GIVEN TASK → Count, in the entries, the lines with "kind". Answer with the number only.

MATERIAL →
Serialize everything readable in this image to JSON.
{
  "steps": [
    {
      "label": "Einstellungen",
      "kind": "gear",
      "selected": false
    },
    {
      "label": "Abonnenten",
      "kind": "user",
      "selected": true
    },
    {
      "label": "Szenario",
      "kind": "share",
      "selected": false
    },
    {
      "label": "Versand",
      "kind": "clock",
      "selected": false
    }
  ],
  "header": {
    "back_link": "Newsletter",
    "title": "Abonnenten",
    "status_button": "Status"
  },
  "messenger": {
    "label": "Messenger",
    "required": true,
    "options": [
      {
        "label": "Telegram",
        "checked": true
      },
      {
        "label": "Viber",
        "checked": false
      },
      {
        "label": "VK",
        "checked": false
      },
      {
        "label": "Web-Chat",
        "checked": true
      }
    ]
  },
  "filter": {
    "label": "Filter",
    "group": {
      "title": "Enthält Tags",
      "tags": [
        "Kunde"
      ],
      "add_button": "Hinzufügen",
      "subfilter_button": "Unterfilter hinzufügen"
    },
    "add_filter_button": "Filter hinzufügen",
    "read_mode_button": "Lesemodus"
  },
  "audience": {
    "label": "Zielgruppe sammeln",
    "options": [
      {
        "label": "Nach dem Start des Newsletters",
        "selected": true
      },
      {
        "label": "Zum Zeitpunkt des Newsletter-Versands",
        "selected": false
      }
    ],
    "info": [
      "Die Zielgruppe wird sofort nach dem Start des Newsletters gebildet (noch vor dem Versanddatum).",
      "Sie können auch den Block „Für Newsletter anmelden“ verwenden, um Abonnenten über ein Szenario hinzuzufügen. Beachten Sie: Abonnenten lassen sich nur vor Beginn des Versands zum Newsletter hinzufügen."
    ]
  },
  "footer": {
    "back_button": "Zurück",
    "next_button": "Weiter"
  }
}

EXPECTED ANSWER → 4